» **Problem**:
From the entries below, tally how many lines contain "screenshot" and report only that figure.

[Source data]
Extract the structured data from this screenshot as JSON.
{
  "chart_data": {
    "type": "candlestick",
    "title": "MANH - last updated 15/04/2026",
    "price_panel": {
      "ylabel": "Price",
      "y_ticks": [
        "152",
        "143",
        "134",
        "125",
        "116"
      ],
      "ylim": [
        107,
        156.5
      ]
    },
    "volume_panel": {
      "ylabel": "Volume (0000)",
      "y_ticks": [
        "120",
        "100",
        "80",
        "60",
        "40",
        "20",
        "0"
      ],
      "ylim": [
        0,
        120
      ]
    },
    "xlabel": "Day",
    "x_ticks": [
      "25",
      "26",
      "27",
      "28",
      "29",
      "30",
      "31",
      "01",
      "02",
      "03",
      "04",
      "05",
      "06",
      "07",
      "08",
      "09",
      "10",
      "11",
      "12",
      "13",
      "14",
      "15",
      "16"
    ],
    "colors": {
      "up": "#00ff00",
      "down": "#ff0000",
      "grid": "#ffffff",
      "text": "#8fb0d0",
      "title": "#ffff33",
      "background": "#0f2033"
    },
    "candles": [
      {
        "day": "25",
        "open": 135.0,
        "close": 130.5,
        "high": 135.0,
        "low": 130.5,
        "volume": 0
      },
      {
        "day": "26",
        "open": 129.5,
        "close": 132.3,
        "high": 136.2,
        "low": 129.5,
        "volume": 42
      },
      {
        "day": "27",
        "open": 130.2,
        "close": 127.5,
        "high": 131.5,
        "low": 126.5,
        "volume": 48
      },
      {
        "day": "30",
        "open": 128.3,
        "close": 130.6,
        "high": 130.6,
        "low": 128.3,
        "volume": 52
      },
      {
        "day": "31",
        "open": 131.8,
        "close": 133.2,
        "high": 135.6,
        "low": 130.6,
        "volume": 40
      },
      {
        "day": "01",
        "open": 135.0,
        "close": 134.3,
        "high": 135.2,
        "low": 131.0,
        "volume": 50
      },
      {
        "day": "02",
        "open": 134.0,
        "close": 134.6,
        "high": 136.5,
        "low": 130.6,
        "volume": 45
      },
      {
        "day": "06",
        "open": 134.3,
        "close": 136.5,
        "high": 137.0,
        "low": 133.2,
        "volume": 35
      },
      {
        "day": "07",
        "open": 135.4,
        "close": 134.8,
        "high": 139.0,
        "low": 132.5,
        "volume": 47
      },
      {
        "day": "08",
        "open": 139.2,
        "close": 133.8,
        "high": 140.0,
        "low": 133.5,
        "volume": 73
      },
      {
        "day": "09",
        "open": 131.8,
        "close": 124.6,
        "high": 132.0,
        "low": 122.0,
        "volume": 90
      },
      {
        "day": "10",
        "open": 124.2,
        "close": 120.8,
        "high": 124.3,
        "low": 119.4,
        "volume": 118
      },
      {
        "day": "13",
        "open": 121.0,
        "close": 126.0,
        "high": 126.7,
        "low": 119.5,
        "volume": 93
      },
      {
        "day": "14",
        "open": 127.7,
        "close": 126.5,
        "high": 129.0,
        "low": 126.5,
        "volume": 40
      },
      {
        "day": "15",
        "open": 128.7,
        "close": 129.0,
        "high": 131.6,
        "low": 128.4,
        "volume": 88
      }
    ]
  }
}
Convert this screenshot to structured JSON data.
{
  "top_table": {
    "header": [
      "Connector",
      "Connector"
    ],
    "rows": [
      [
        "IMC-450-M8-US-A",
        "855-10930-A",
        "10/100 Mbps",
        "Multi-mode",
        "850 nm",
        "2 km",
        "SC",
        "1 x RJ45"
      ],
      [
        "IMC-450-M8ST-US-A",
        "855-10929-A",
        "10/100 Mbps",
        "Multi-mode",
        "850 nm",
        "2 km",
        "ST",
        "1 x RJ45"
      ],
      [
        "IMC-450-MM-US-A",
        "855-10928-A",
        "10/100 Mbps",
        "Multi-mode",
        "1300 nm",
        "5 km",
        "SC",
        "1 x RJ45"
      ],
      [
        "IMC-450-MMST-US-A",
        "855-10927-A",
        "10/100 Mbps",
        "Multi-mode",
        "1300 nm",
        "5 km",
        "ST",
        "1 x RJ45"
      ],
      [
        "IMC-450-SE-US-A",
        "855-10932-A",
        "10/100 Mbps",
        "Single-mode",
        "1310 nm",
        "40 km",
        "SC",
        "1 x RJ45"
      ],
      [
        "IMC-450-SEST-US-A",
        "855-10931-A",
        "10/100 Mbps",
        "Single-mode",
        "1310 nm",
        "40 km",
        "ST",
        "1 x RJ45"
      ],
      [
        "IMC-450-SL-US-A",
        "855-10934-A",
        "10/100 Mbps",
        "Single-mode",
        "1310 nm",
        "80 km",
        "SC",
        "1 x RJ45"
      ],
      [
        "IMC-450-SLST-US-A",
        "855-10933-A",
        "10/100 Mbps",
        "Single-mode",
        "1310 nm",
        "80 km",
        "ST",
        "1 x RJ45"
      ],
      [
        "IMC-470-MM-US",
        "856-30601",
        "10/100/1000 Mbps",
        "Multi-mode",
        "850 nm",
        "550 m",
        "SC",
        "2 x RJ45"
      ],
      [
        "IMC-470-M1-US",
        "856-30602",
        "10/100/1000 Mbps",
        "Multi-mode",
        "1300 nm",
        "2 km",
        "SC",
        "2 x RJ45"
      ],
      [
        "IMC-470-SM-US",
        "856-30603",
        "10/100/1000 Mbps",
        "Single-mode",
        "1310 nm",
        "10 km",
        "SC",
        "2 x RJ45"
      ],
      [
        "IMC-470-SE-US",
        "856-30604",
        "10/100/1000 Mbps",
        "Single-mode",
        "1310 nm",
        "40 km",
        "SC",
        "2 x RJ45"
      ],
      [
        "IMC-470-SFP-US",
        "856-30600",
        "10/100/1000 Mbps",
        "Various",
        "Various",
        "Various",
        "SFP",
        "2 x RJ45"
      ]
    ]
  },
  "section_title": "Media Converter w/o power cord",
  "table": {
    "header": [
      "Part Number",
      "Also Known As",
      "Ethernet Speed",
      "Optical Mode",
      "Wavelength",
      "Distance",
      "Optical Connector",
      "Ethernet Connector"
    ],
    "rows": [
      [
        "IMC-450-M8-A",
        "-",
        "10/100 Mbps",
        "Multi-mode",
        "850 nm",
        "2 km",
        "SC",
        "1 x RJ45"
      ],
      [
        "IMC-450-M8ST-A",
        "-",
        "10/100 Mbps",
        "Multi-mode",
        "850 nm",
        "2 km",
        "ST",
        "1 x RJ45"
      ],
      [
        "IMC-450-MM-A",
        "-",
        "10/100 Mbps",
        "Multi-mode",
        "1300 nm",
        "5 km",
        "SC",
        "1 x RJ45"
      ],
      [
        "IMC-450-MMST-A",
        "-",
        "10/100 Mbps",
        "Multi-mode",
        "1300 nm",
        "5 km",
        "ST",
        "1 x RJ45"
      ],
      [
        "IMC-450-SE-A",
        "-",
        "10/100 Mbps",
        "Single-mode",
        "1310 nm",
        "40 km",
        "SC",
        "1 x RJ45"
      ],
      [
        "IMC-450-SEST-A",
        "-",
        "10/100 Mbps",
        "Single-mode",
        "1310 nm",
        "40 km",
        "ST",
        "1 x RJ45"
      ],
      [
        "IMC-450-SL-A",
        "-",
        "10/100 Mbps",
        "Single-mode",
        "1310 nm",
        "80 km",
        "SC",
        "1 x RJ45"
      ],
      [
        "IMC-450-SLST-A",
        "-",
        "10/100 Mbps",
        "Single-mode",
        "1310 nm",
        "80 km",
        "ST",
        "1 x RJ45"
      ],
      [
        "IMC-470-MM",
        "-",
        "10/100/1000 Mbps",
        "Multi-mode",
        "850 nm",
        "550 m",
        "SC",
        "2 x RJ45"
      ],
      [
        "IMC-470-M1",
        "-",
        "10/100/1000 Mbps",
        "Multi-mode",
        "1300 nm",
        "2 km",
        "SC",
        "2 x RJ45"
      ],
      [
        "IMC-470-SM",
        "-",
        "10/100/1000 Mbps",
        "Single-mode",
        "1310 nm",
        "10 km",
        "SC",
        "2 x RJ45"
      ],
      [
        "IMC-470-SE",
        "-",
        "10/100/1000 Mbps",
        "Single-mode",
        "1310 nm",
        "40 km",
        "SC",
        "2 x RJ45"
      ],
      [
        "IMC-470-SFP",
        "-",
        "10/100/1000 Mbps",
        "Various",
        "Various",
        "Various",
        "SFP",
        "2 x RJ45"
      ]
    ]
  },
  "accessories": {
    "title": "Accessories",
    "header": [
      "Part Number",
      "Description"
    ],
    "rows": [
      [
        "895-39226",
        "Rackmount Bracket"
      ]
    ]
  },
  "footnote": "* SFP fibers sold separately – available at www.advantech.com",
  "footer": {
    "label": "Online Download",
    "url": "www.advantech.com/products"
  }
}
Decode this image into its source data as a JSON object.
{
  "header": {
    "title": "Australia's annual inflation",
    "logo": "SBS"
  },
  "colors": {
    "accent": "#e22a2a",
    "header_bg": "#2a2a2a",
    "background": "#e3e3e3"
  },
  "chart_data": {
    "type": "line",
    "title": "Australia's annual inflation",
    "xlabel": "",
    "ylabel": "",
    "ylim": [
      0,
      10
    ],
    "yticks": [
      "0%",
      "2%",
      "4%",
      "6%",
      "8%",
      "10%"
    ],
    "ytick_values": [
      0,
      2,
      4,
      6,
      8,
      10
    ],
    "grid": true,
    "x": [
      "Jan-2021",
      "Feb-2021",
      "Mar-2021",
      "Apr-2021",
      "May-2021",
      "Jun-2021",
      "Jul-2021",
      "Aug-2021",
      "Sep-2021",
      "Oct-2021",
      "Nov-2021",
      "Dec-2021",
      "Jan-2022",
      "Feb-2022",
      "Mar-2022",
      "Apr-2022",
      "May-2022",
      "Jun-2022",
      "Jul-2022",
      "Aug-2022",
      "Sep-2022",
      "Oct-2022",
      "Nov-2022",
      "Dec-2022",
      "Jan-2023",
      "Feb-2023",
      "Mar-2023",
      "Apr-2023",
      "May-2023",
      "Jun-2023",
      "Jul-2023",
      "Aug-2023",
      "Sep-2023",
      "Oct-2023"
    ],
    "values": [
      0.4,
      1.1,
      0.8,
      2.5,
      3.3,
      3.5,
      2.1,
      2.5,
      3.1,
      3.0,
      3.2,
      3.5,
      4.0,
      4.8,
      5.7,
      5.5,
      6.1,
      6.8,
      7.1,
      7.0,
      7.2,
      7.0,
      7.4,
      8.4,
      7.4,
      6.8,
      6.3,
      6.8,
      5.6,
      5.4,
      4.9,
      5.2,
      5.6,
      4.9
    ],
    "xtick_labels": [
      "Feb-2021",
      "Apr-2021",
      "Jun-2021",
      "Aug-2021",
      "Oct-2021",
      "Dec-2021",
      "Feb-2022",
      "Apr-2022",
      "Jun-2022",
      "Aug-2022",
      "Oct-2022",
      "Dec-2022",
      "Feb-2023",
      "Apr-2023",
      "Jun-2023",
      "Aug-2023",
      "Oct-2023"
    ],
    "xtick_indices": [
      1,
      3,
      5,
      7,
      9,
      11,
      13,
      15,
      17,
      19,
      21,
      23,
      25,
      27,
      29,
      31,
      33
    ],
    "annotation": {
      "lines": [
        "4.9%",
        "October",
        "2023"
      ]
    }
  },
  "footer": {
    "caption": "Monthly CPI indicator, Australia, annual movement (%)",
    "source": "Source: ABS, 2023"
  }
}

» **Solved exercise**:
2